* Begin *
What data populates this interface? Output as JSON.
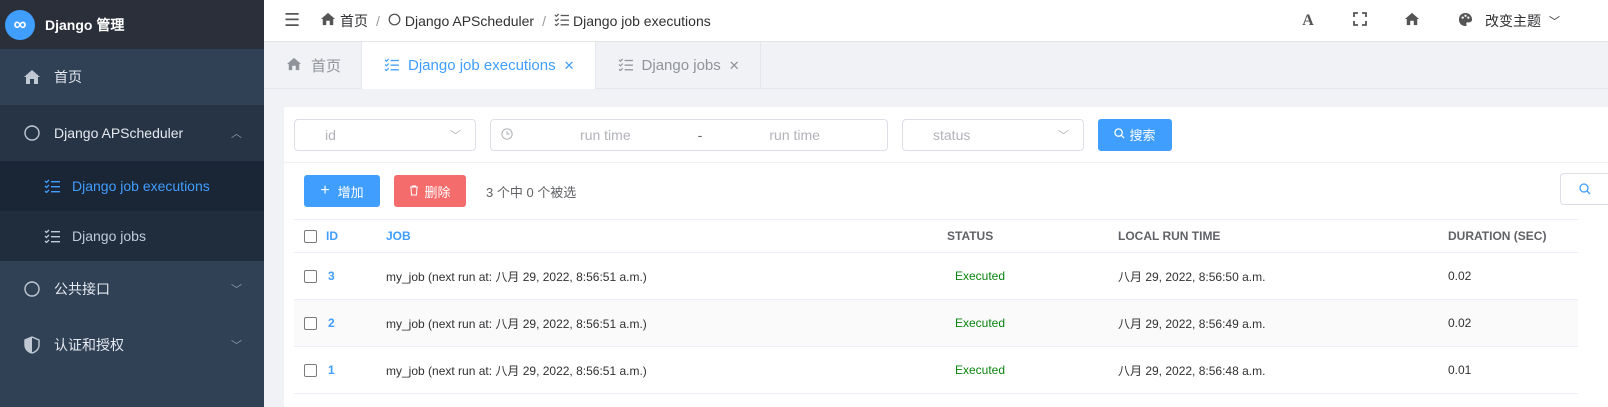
{
  "app": {
    "title": "Django 管理",
    "logo_glyph": "∞"
  },
  "sidebar": {
    "home": "首页",
    "groups": [
      {
        "label": "Django APScheduler",
        "expanded": true,
        "icon": "circle-icon",
        "items": [
          {
            "label": "Django job executions",
            "active": true,
            "icon": "list-check-icon"
          },
          {
            "label": "Django jobs",
            "active": false,
            "icon": "list-check-icon"
          }
        ]
      },
      {
        "label": "公共接口",
        "expanded": false,
        "icon": "circle-icon"
      },
      {
        "label": "认证和授权",
        "expanded": false,
        "icon": "shield-icon"
      }
    ]
  },
  "breadcrumb": {
    "home": "首页",
    "group": "Django APScheduler",
    "page": "Django job executions"
  },
  "topbar": {
    "theme_label": "改变主题"
  },
  "tabs": [
    {
      "label": "首页",
      "active": false,
      "closable": false
    },
    {
      "label": "Django job executions",
      "active": true,
      "closable": true
    },
    {
      "label": "Django jobs",
      "active": false,
      "closable": true
    }
  ],
  "filters": {
    "id_placeholder": "id",
    "run_time_start": "run time",
    "run_time_sep": "-",
    "run_time_end": "run time",
    "status_placeholder": "status",
    "search_label": "搜索"
  },
  "actions": {
    "add_label": "增加",
    "delete_label": "删除",
    "selection_info": "3 个中 0 个被选"
  },
  "table": {
    "columns": [
      "ID",
      "JOB",
      "STATUS",
      "LOCAL RUN TIME",
      "DURATION (SEC)"
    ],
    "rows": [
      {
        "id": "3",
        "job": "my_job (next run at: 八月 29, 2022, 8:56:51 a.m.)",
        "status": "Executed",
        "run_time": "八月 29, 2022, 8:56:50 a.m.",
        "duration": "0.02"
      },
      {
        "id": "2",
        "job": "my_job (next run at: 八月 29, 2022, 8:56:51 a.m.)",
        "status": "Executed",
        "run_time": "八月 29, 2022, 8:56:49 a.m.",
        "duration": "0.02"
      },
      {
        "id": "1",
        "job": "my_job (next run at: 八月 29, 2022, 8:56:51 a.m.)",
        "status": "Executed",
        "run_time": "八月 29, 2022, 8:56:48 a.m.",
        "duration": "0.01"
      }
    ]
  },
  "colors": {
    "accent": "#409eff",
    "danger": "#f56c6c",
    "sidebar_bg": "#304156",
    "status_ok": "#08840f"
  }
}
* End *
Copy each line that contains the word "active".

Response for this exercise =
            "active": true,
            "active": false,
      "active": false,
      "active": true,
      "active": false,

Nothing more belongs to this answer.